▶ _WHAT YOU SHOULD DO_:
In the source document below, why were CD4+ T-cell values from the first month after ART initiation used as baseline values for some infants? Answer in one to three sentences.

Statistical Analysis
Spearman correlations and linear regression were used for analyses of maternal vDNA levels and for analyses at single points in time. Generalized estimating equation (GEE) regression models with exchangeable within-subject covariance structure were used to describe associations and to conduct multivariable analysis when longitudinal measures from infants in the cohort were analyzed. CD4+ T-cell parameters measured in the first month after ART initiation were imputed for baseline values when pre-ART values were missing. Five infants missing any baseline CD4+ T-cell measurement had it imputed based a linear regression prediction from their observed VL. Analyses were conducted in SAS version 9.4 (SAS Institute, Cary, NC).
RESULTS
Almost half (49.2%) the neonates started ART less than 48 hours after birth. Of the remaining infants, 38.1% started ART within a median of 7 days (interquartile range [IQR]: 4, 17 days), while 8 (12.7%) started after 14 days of age. Most infants (86%) received only nevirapine prophylaxis from birth and a further 8% received nevirapine and zidovudine. Median CD4+ T-cell percentage was 39.5 and median pre-ART VL was 12 815 copies/mL. Most (75%) infants were infected despite maternal antenatal ART (however, only 9.5% of women had undetectable VL closest to delivery) and 86% were breastfed (Table 1).
Table 1.

▶ _GIVEN ENTRIES_:

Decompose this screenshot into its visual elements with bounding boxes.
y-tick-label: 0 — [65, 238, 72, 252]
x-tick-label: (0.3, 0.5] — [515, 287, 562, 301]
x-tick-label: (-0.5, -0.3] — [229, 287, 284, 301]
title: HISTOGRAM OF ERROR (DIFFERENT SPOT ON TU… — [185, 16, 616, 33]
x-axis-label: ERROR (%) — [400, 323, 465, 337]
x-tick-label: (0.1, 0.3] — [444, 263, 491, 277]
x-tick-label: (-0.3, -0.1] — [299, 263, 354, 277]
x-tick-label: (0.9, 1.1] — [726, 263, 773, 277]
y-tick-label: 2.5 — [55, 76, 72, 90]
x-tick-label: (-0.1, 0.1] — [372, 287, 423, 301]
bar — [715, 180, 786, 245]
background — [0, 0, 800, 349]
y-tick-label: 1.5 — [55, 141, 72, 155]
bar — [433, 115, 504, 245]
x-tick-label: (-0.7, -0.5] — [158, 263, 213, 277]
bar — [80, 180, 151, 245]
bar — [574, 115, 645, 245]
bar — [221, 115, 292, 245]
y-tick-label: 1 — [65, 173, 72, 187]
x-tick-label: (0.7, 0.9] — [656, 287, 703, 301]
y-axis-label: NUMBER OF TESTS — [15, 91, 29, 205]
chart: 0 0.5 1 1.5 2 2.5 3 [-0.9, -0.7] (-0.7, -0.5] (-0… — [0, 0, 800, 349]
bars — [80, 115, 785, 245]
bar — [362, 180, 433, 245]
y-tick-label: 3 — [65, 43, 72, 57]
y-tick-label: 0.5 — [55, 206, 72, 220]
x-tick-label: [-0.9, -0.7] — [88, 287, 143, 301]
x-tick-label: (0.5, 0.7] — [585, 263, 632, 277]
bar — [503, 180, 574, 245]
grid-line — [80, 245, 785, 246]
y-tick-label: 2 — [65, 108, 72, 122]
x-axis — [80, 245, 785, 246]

▶ _THE COMPLETED TASK_:
Those infants' pre-ART CD4+ T-cell values were missing. The parameters measured in the first month after ART initiation were therefore imputed as their baseline values.